What you need to do. Restate the full set of records exactly, word for word.

# Stored data start

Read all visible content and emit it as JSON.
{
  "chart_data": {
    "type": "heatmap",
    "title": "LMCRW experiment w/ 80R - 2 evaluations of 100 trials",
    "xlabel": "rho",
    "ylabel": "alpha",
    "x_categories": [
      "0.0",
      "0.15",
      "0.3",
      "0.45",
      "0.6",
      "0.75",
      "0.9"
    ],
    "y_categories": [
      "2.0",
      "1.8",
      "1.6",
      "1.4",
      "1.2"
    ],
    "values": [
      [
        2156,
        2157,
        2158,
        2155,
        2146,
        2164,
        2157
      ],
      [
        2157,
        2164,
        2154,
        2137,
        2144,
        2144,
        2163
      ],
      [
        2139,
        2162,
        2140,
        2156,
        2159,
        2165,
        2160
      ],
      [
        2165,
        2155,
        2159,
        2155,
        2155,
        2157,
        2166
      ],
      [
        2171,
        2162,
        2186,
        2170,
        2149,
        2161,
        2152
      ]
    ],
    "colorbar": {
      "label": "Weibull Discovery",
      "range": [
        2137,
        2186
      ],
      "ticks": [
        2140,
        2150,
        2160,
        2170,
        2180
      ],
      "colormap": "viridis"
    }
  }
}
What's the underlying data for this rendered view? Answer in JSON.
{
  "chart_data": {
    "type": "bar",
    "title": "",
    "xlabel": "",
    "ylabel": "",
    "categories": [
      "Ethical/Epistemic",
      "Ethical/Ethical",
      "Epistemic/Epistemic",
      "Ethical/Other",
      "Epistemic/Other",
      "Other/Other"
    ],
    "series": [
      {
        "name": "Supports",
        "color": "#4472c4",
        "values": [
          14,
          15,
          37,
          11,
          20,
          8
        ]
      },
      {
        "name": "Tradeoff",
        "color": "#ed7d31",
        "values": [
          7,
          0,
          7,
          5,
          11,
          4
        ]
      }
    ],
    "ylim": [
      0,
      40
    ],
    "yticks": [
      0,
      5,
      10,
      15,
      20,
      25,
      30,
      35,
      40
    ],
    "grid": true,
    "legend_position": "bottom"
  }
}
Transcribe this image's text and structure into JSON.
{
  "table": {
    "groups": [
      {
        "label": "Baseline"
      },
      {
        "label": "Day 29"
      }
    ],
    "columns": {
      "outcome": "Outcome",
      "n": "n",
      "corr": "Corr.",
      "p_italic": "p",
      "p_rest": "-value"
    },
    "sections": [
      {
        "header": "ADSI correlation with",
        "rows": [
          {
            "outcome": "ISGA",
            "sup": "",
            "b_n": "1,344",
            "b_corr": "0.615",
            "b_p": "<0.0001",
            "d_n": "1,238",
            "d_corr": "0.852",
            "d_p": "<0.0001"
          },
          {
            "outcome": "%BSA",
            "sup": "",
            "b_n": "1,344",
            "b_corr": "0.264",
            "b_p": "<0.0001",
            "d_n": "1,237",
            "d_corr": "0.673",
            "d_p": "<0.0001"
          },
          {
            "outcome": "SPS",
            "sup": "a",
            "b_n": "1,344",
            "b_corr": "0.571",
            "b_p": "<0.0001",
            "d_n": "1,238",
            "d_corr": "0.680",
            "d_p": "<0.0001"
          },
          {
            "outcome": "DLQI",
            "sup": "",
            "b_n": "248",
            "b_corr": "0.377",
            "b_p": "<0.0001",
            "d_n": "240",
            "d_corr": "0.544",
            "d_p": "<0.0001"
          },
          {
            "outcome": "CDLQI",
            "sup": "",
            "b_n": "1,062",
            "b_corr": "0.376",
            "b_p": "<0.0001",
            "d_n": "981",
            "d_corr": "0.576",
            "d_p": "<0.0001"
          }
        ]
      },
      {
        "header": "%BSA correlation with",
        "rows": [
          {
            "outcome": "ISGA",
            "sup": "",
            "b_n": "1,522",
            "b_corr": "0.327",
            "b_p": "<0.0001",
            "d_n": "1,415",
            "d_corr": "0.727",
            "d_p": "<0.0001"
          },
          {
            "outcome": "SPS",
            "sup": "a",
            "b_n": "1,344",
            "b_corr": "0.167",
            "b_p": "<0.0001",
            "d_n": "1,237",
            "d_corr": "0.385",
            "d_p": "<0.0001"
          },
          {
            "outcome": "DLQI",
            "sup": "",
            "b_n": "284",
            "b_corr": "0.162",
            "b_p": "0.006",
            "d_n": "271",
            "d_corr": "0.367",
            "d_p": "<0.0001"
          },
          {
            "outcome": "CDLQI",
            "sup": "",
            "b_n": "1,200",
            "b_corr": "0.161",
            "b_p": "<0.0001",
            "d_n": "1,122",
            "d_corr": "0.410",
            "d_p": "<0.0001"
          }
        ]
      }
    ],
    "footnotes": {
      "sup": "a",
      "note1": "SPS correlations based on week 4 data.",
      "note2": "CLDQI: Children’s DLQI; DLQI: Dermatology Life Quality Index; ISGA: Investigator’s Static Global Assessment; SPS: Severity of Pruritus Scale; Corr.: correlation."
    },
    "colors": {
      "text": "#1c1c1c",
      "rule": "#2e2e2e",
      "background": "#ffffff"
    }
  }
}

# Stored data end

Reply.
Read all visible content and emit it as JSON.
{
  "chart_data": {
    "type": "heatmap",
    "title": "LMCRW experiment w/ 80R - 2 evaluations of 100 trials",
    "xlabel": "rho",
    "ylabel": "alpha",
    "x_categories": [
      "0.0",
      "0.15",
      "0.3",
      "0.45",
      "0.6",
      "0.75",
      "0.9"
    ],
    "y_categories": [
      "2.0",
      "1.8",
      "1.6",
      "1.4",
      "1.2"
    ],
    "values": [
      [
        2156,
        2157,
        2158,
        2155,
        2146,
        2164,
        2157
      ],
      [
        2157,
        2164,
        2154,
        2137,
        2144,
        2144,
        2163
      ],
      [
        2139,
        2162,
        2140,
        2156,
        2159,
        2165,
        2160
      ],
      [
        2165,
        2155,
        2159,
        2155,
        2155,
        2157,
        2166
      ],
      [
        2171,
        2162,
        2186,
        2170,
        2149,
        2161,
        2152
      ]
    ],
    "colorbar": {
      "label": "Weibull Discovery",
      "range": [
        2137,
        2186
      ],
      "ticks": [
        2140,
        2150,
        2160,
        2170,
        2180
      ],
      "colormap": "viridis"
    }
  }
}
What's the underlying data for this rendered view? Answer in JSON.
{
  "chart_data": {
    "type": "bar",
    "title": "",
    "xlabel": "",
    "ylabel": "",
    "categories": [
      "Ethical/Epistemic",
      "Ethical/Ethical",
      "Epistemic/Epistemic",
      "Ethical/Other",
      "Epistemic/Other",
      "Other/Other"
    ],
    "series": [
      {
        "name": "Supports",
        "color": "#4472c4",
        "values": [
          14,
          15,
          37,
          11,
          20,
          8
        ]
      },
      {
        "name": "Tradeoff",
        "color": "#ed7d31",
        "values": [
          7,
          0,
          7,
          5,
          11,
          4
        ]
      }
    ],
    "ylim": [
      0,
      40
    ],
    "yticks": [
      0,
      5,
      10,
      15,
      20,
      25,
      30,
      35,
      40
    ],
    "grid": true,
    "legend_position": "bottom"
  }
}
Transcribe this image's text and structure into JSON.
{
  "table": {
    "groups": [
      {
        "label": "Baseline"
      },
      {
        "label": "Day 29"
      }
    ],
    "columns": {
      "outcome": "Outcome",
      "n": "n",
      "corr": "Corr.",
      "p_italic": "p",
      "p_rest": "-value"
    },
    "sections": [
      {
        "header": "ADSI correlation with",
        "rows": [
          {
            "outcome": "ISGA",
            "sup": "",
            "b_n": "1,344",
            "b_corr": "0.615",
            "b_p": "<0.0001",
            "d_n": "1,238",
            "d_corr": "0.852",
            "d_p": "<0.0001"
          },
          {
            "outcome": "%BSA",
            "sup": "",
            "b_n": "1,344",
            "b_corr": "0.264",
            "b_p": "<0.0001",
            "d_n": "1,237",
            "d_corr": "0.673",
            "d_p": "<0.0001"
          },
          {
            "outcome": "SPS",
            "sup": "a",
            "b_n": "1,344",
            "b_corr": "0.571",
            "b_p": "<0.0001",
            "d_n": "1,238",
            "d_corr": "0.680",
            "d_p": "<0.0001"
          },
          {
            "outcome": "DLQI",
            "sup": "",
            "b_n": "248",
            "b_corr": "0.377",
            "b_p": "<0.0001",
            "d_n": "240",
            "d_corr": "0.544",
            "d_p": "<0.0001"
          },
          {
            "outcome": "CDLQI",
            "sup": "",
            "b_n": "1,062",
            "b_corr": "0.376",
            "b_p": "<0.0001",
            "d_n": "981",
            "d_corr": "0.576",
            "d_p": "<0.0001"
          }
        ]
      },
      {
        "header": "%BSA correlation with",
        "rows": [
          {
            "outcome": "ISGA",
            "sup": "",
            "b_n": "1,522",
            "b_corr": "0.327",
            "b_p": "<0.0001",
            "d_n": "1,415",
            "d_corr": "0.727",
            "d_p": "<0.0001"
          },
          {
            "outcome": "SPS",
            "sup": "a",
            "b_n": "1,344",
            "b_corr": "0.167",
            "b_p": "<0.0001",
            "d_n": "1,237",
            "d_corr": "0.385",
            "d_p": "<0.0001"
          },
          {
            "outcome": "DLQI",
            "sup": "",
            "b_n": "284",
            "b_corr": "0.162",
            "b_p": "0.006",
            "d_n": "271",
            "d_corr": "0.367",
            "d_p": "<0.0001"
          },
          {
            "outcome": "CDLQI",
            "sup": "",
            "b_n": "1,200",
            "b_corr": "0.161",
            "b_p": "<0.0001",
            "d_n": "1,122",
            "d_corr": "0.410",
            "d_p": "<0.0001"
          }
        ]
      }
    ],
    "footnotes": {
      "sup": "a",
      "note1": "SPS correlations based on week 4 data.",
      "note2": "CLDQI: Children’s DLQI; DLQI: Dermatology Life Quality Index; ISGA: Investigator’s Static Global Assessment; SPS: Severity of Pruritus Scale; Corr.: correlation."
    },
    "colors": {
      "text": "#1c1c1c",
      "rule": "#2e2e2e",
      "background": "#ffffff"
    }
  }
}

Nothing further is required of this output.